"""

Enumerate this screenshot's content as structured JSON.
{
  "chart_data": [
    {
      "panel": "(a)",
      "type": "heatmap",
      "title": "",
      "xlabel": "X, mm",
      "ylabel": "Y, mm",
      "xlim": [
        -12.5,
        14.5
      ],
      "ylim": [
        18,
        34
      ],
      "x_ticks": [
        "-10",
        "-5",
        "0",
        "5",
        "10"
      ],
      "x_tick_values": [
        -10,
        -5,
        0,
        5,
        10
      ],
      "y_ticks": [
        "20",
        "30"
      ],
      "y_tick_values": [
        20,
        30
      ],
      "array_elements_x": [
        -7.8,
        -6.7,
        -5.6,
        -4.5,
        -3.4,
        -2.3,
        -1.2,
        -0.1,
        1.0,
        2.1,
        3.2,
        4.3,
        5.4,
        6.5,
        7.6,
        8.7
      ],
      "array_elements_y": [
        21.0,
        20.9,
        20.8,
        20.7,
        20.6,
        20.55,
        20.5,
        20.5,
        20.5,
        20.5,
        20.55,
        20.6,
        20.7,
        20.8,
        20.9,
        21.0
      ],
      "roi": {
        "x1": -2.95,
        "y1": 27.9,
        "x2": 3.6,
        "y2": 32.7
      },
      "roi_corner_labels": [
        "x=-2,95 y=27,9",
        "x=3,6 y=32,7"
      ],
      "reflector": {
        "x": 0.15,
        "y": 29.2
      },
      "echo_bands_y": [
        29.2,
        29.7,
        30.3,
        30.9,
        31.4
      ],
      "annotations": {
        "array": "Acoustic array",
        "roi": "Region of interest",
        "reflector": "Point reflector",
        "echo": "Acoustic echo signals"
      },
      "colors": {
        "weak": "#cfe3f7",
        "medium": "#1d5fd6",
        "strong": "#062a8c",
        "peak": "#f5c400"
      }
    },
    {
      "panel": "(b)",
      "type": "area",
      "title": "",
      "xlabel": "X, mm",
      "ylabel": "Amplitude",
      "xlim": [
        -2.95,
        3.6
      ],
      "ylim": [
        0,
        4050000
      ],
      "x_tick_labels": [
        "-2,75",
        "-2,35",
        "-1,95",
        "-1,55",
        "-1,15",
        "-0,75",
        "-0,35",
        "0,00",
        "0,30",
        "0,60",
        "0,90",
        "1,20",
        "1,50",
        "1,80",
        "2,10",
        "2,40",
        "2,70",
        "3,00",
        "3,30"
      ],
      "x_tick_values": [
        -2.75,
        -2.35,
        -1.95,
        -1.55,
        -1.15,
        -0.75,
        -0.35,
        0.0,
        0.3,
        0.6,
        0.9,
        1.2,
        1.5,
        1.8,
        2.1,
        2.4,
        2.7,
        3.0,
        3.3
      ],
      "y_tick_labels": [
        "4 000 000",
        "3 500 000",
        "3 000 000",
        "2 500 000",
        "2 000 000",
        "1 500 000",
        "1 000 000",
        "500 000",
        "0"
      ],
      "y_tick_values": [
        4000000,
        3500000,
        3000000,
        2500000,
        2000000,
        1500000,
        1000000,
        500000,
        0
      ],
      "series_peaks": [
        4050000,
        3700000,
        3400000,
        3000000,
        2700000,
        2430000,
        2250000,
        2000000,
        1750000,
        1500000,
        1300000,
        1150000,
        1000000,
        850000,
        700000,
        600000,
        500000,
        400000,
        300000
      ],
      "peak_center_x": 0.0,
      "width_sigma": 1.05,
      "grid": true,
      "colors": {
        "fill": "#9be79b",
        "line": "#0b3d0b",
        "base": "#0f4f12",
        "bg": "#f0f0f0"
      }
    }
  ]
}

"""

• _Short exercise_:
From the data above, pick out each line containing "Acoustic" and copy it.

• _Correct response_:
        "array": "Acoustic array",
        "echo": "Acoustic echo signals"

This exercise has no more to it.